(EXERCISE REQUIREMENTS): Please copy the records below word for word, keeping every line in the same order.

....

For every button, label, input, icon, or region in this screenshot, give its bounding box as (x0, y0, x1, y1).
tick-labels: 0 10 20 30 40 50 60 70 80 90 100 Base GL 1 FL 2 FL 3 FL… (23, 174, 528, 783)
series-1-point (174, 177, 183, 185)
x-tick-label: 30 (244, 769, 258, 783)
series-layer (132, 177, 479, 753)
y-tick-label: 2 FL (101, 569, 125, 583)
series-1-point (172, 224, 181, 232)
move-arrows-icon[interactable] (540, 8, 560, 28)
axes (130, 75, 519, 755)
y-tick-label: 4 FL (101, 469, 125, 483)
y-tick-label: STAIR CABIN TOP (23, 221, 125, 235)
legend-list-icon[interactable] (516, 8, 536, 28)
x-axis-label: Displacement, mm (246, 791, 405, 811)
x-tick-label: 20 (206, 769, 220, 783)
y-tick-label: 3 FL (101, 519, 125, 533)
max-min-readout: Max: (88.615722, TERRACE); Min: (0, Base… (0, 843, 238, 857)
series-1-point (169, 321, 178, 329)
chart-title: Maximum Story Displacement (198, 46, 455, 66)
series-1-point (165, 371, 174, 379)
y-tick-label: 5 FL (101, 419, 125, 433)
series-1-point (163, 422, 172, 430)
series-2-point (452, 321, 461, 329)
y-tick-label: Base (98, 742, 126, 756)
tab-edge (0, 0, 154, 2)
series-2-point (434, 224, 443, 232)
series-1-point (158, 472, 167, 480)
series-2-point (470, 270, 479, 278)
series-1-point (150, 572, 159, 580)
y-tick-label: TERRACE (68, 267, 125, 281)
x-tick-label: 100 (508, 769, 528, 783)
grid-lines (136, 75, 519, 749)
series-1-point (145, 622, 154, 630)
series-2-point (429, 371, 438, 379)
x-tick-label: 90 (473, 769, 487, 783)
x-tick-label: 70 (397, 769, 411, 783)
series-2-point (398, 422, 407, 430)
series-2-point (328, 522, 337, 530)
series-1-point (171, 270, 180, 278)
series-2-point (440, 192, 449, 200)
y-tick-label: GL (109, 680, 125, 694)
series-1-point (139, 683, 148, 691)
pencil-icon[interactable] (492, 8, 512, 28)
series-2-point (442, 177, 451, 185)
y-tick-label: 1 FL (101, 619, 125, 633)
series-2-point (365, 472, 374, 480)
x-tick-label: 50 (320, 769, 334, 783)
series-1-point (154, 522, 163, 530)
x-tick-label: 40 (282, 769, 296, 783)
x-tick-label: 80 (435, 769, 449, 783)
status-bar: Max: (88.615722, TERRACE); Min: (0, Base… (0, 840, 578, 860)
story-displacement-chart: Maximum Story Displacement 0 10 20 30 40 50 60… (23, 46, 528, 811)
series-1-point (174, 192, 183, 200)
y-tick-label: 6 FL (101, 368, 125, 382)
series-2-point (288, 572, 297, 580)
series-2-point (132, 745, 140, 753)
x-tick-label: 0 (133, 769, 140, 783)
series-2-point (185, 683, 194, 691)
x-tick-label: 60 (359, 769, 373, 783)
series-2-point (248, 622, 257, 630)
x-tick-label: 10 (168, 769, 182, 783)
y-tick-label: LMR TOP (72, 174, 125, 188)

....

(REPLY TO THE TASK):
For every button, label, input, icon, or region in this screenshot, give its bounding box as (x0, y0, x1, y1).
tick-labels: 0 10 20 30 40 50 60 70 80 90 100 Base GL 1 FL 2 FL 3 FL… (23, 174, 528, 783)
series-1-point (174, 177, 183, 185)
x-tick-label: 30 (244, 769, 258, 783)
series-layer (132, 177, 479, 753)
y-tick-label: 2 FL (101, 569, 125, 583)
series-1-point (172, 224, 181, 232)
move-arrows-icon[interactable] (540, 8, 560, 28)
axes (130, 75, 519, 755)
y-tick-label: 4 FL (101, 469, 125, 483)
y-tick-label: STAIR CABIN TOP (23, 221, 125, 235)
legend-list-icon[interactable] (516, 8, 536, 28)
x-axis-label: Displacement, mm (246, 791, 405, 811)
x-tick-label: 20 (206, 769, 220, 783)
y-tick-label: 3 FL (101, 519, 125, 533)
max-min-readout: Max: (88.615722, TERRACE); Min: (0, Base… (0, 843, 238, 857)
series-1-point (169, 321, 178, 329)
chart-title: Maximum Story Displacement (198, 46, 455, 66)
series-1-point (165, 371, 174, 379)
y-tick-label: 5 FL (101, 419, 125, 433)
series-1-point (163, 422, 172, 430)
series-2-point (452, 321, 461, 329)
y-tick-label: Base (98, 742, 126, 756)
tab-edge (0, 0, 154, 2)
series-2-point (434, 224, 443, 232)
series-1-point (158, 472, 167, 480)
series-2-point (470, 270, 479, 278)
series-1-point (150, 572, 159, 580)
y-tick-label: TERRACE (68, 267, 125, 281)
x-tick-label: 100 (508, 769, 528, 783)
grid-lines (136, 75, 519, 749)
series-1-point (145, 622, 154, 630)
series-2-point (429, 371, 438, 379)
x-tick-label: 90 (473, 769, 487, 783)
x-tick-label: 70 (397, 769, 411, 783)
series-2-point (398, 422, 407, 430)
series-2-point (328, 522, 337, 530)
series-1-point (171, 270, 180, 278)
series-2-point (440, 192, 449, 200)
y-tick-label: GL (109, 680, 125, 694)
series-1-point (139, 683, 148, 691)
pencil-icon[interactable] (492, 8, 512, 28)
series-2-point (442, 177, 451, 185)
y-tick-label: 1 FL (101, 619, 125, 633)
series-2-point (365, 472, 374, 480)
x-tick-label: 50 (320, 769, 334, 783)
series-1-point (154, 522, 163, 530)
x-tick-label: 40 (282, 769, 296, 783)
x-tick-label: 80 (435, 769, 449, 783)
status-bar: Max: (88.615722, TERRACE); Min: (0, Base… (0, 840, 578, 860)
story-displacement-chart: Maximum Story Displacement 0 10 20 30 40 50 60… (23, 46, 528, 811)
series-1-point (174, 192, 183, 200)
y-tick-label: 6 FL (101, 368, 125, 382)
series-2-point (288, 572, 297, 580)
series-2-point (132, 745, 140, 753)
x-tick-label: 0 (133, 769, 140, 783)
series-2-point (185, 683, 194, 691)
x-tick-label: 60 (359, 769, 373, 783)
series-2-point (248, 622, 257, 630)
x-tick-label: 10 (168, 769, 182, 783)
y-tick-label: LMR TOP (72, 174, 125, 188)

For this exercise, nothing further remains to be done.